■ **BRIEF**
Repeat the listing below in full, exactly as it stands.

--------

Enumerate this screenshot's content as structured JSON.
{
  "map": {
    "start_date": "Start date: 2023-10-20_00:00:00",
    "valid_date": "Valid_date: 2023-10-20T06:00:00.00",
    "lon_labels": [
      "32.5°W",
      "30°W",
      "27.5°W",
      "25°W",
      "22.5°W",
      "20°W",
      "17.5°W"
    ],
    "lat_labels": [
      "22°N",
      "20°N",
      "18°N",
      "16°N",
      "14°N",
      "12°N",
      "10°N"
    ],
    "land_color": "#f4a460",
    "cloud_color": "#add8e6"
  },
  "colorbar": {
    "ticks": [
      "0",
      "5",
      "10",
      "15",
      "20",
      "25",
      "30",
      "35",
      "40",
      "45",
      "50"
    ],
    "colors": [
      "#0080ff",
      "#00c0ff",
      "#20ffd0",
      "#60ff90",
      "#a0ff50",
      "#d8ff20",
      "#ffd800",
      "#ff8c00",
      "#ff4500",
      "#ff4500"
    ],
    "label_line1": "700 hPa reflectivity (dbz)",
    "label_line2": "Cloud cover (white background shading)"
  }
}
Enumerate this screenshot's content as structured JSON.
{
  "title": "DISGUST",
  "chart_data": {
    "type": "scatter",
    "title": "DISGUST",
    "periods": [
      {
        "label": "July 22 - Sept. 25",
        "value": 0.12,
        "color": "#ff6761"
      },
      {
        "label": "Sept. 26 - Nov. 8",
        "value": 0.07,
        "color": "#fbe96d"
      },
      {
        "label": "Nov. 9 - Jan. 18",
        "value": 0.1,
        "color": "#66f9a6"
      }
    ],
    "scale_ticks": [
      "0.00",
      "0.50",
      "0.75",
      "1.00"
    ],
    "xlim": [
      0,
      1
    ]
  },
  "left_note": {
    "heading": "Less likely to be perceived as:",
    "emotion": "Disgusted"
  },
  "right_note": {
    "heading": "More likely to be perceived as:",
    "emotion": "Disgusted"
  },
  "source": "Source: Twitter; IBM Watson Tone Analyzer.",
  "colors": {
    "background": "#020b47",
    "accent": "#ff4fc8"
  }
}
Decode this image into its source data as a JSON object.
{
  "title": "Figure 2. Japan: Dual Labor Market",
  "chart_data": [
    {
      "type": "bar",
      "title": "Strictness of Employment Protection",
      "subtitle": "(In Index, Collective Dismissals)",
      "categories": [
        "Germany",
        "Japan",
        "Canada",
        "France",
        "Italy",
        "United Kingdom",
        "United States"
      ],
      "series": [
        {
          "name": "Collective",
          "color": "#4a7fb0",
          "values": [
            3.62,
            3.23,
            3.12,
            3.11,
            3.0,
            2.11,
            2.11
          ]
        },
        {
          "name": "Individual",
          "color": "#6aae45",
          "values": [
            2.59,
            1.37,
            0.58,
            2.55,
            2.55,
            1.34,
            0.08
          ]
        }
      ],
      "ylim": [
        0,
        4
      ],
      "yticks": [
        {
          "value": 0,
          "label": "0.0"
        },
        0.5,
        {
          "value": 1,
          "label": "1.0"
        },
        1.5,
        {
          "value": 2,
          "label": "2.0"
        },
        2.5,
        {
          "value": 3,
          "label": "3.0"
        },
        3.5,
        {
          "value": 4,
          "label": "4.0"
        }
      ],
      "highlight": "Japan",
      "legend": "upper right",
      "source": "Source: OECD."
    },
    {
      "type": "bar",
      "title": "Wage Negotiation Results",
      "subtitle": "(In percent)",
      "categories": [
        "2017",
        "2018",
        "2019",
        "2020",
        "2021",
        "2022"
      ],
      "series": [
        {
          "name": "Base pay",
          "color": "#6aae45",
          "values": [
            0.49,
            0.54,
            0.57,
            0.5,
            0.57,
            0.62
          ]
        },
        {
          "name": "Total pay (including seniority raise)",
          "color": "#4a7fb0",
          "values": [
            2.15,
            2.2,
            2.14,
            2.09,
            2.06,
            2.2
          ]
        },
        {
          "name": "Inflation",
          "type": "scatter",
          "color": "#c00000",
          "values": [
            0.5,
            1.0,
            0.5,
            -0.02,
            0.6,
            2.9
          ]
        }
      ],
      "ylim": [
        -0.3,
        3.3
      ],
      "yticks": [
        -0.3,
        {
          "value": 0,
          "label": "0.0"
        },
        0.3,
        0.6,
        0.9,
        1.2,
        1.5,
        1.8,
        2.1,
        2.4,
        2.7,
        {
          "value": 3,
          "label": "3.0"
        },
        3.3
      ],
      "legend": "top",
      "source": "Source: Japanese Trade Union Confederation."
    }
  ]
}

--------

■ **EXPECTED OUTPUT**
Enumerate this screenshot's content as structured JSON.
{
  "map": {
    "start_date": "Start date: 2023-10-20_00:00:00",
    "valid_date": "Valid_date: 2023-10-20T06:00:00.00",
    "lon_labels": [
      "32.5°W",
      "30°W",
      "27.5°W",
      "25°W",
      "22.5°W",
      "20°W",
      "17.5°W"
    ],
    "lat_labels": [
      "22°N",
      "20°N",
      "18°N",
      "16°N",
      "14°N",
      "12°N",
      "10°N"
    ],
    "land_color": "#f4a460",
    "cloud_color": "#add8e6"
  },
  "colorbar": {
    "ticks": [
      "0",
      "5",
      "10",
      "15",
      "20",
      "25",
      "30",
      "35",
      "40",
      "45",
      "50"
    ],
    "colors": [
      "#0080ff",
      "#00c0ff",
      "#20ffd0",
      "#60ff90",
      "#a0ff50",
      "#d8ff20",
      "#ffd800",
      "#ff8c00",
      "#ff4500",
      "#ff4500"
    ],
    "label_line1": "700 hPa reflectivity (dbz)",
    "label_line2": "Cloud cover (white background shading)"
  }
}
Enumerate this screenshot's content as structured JSON.
{
  "title": "DISGUST",
  "chart_data": {
    "type": "scatter",
    "title": "DISGUST",
    "periods": [
      {
        "label": "July 22 - Sept. 25",
        "value": 0.12,
        "color": "#ff6761"
      },
      {
        "label": "Sept. 26 - Nov. 8",
        "value": 0.07,
        "color": "#fbe96d"
      },
      {
        "label": "Nov. 9 - Jan. 18",
        "value": 0.1,
        "color": "#66f9a6"
      }
    ],
    "scale_ticks": [
      "0.00",
      "0.50",
      "0.75",
      "1.00"
    ],
    "xlim": [
      0,
      1
    ]
  },
  "left_note": {
    "heading": "Less likely to be perceived as:",
    "emotion": "Disgusted"
  },
  "right_note": {
    "heading": "More likely to be perceived as:",
    "emotion": "Disgusted"
  },
  "source": "Source: Twitter; IBM Watson Tone Analyzer.",
  "colors": {
    "background": "#020b47",
    "accent": "#ff4fc8"
  }
}
Decode this image into its source data as a JSON object.
{
  "title": "Figure 2. Japan: Dual Labor Market",
  "chart_data": [
    {
      "type": "bar",
      "title": "Strictness of Employment Protection",
      "subtitle": "(In Index, Collective Dismissals)",
      "categories": [
        "Germany",
        "Japan",
        "Canada",
        "France",
        "Italy",
        "United Kingdom",
        "United States"
      ],
      "series": [
        {
          "name": "Collective",
          "color": "#4a7fb0",
          "values": [
            3.62,
            3.23,
            3.12,
            3.11,
            3.0,
            2.11,
            2.11
          ]
        },
        {
          "name": "Individual",
          "color": "#6aae45",
          "values": [
            2.59,
            1.37,
            0.58,
            2.55,
            2.55,
            1.34,
            0.08
          ]
        }
      ],
      "ylim": [
        0,
        4
      ],
      "yticks": [
        {
          "value": 0,
          "label": "0.0"
        },
        0.5,
        {
          "value": 1,
          "label": "1.0"
        },
        1.5,
        {
          "value": 2,
          "label": "2.0"
        },
        2.5,
        {
          "value": 3,
          "label": "3.0"
        },
        3.5,
        {
          "value": 4,
          "label": "4.0"
        }
      ],
      "highlight": "Japan",
      "legend": "upper right",
      "source": "Source: OECD."
    },
    {
      "type": "bar",
      "title": "Wage Negotiation Results",
      "subtitle": "(In percent)",
      "categories": [
        "2017",
        "2018",
        "2019",
        "2020",
        "2021",
        "2022"
      ],
      "series": [
        {
          "name": "Base pay",
          "color": "#6aae45",
          "values": [
            0.49,
            0.54,
            0.57,
            0.5,
            0.57,
            0.62
          ]
        },
        {
          "name": "Total pay (including seniority raise)",
          "color": "#4a7fb0",
          "values": [
            2.15,
            2.2,
            2.14,
            2.09,
            2.06,
            2.2
          ]
        },
        {
          "name": "Inflation",
          "type": "scatter",
          "color": "#c00000",
          "values": [
            0.5,
            1.0,
            0.5,
            -0.02,
            0.6,
            2.9
          ]
        }
      ],
      "ylim": [
        -0.3,
        3.3
      ],
      "yticks": [
        -0.3,
        {
          "value": 0,
          "label": "0.0"
        },
        0.3,
        0.6,
        0.9,
        1.2,
        1.5,
        1.8,
        2.1,
        2.4,
        2.7,
        {
          "value": 3,
          "label": "3.0"
        },
        3.3
      ],
      "legend": "top",
      "source": "Source: Japanese Trade Union Confederation."
    }
  ]
}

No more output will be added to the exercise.